## Figure dataset records
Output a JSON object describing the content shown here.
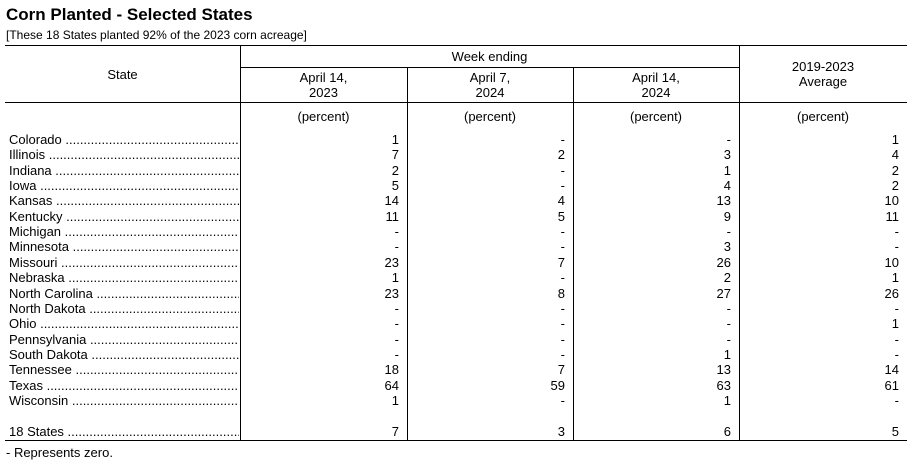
{
  "header": {
    "title": "Corn Planted - Selected States",
    "subtitle": "[These 18 States planted 92% of the 2023 corn acreage]"
  },
  "table": {
    "state_header": "State",
    "group_header": "Week ending",
    "columns": [
      "April 14,\n2023",
      "April 7,\n2024",
      "April 14,\n2024",
      "2019-2023\nAverage"
    ],
    "units": [
      "(percent)",
      "(percent)",
      "(percent)",
      "(percent)"
    ],
    "rows": [
      [
        "Colorado",
        1,
        "-",
        "-",
        1
      ],
      [
        "Illinois",
        7,
        2,
        3,
        4
      ],
      [
        "Indiana",
        2,
        "-",
        1,
        2
      ],
      [
        "Iowa",
        5,
        "-",
        4,
        2
      ],
      [
        "Kansas",
        14,
        4,
        13,
        10
      ],
      [
        "Kentucky",
        11,
        5,
        9,
        11
      ],
      [
        "Michigan",
        "-",
        "-",
        "-",
        "-"
      ],
      [
        "Minnesota",
        "-",
        "-",
        3,
        "-"
      ],
      [
        "Missouri",
        23,
        7,
        26,
        10
      ],
      [
        "Nebraska",
        1,
        "-",
        2,
        1
      ],
      [
        "North Carolina",
        23,
        8,
        27,
        26
      ],
      [
        "North Dakota",
        "-",
        "-",
        "-",
        "-"
      ],
      [
        "Ohio",
        "-",
        "-",
        "-",
        1
      ],
      [
        "Pennsylvania",
        "-",
        "-",
        "-",
        "-"
      ],
      [
        "South Dakota",
        "-",
        "-",
        1,
        "-"
      ],
      [
        "Tennessee",
        18,
        7,
        13,
        14
      ],
      [
        "Texas",
        64,
        59,
        63,
        61
      ],
      [
        "Wisconsin",
        1,
        "-",
        1,
        "-"
      ]
    ],
    "total": [
      "18 States",
      7,
      3,
      6,
      5
    ]
  },
  "footnote": "- Represents zero."
}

## The task
Reproduce the material word for word, minus the images.

## Response to this task
Output a JSON object describing the content shown here.
{
  "header": {
    "title": "Corn Planted - Selected States",
    "subtitle": "[These 18 States planted 92% of the 2023 corn acreage]"
  },
  "table": {
    "state_header": "State",
    "group_header": "Week ending",
    "columns": [
      "April 14,\n2023",
      "April 7,\n2024",
      "April 14,\n2024",
      "2019-2023\nAverage"
    ],
    "units": [
      "(percent)",
      "(percent)",
      "(percent)",
      "(percent)"
    ],
    "rows": [
      [
        "Colorado",
        1,
        "-",
        "-",
        1
      ],
      [
        "Illinois",
        7,
        2,
        3,
        4
      ],
      [
        "Indiana",
        2,
        "-",
        1,
        2
      ],
      [
        "Iowa",
        5,
        "-",
        4,
        2
      ],
      [
        "Kansas",
        14,
        4,
        13,
        10
      ],
      [
        "Kentucky",
        11,
        5,
        9,
        11
      ],
      [
        "Michigan",
        "-",
        "-",
        "-",
        "-"
      ],
      [
        "Minnesota",
        "-",
        "-",
        3,
        "-"
      ],
      [
        "Missouri",
        23,
        7,
        26,
        10
      ],
      [
        "Nebraska",
        1,
        "-",
        2,
        1
      ],
      [
        "North Carolina",
        23,
        8,
        27,
        26
      ],
      [
        "North Dakota",
        "-",
        "-",
        "-",
        "-"
      ],
      [
        "Ohio",
        "-",
        "-",
        "-",
        1
      ],
      [
        "Pennsylvania",
        "-",
        "-",
        "-",
        "-"
      ],
      [
        "South Dakota",
        "-",
        "-",
        1,
        "-"
      ],
      [
        "Tennessee",
        18,
        7,
        13,
        14
      ],
      [
        "Texas",
        64,
        59,
        63,
        61
      ],
      [
        "Wisconsin",
        1,
        "-",
        1,
        "-"
      ]
    ],
    "total": [
      "18 States",
      7,
      3,
      6,
      5
    ]
  },
  "footnote": "- Represents zero."
}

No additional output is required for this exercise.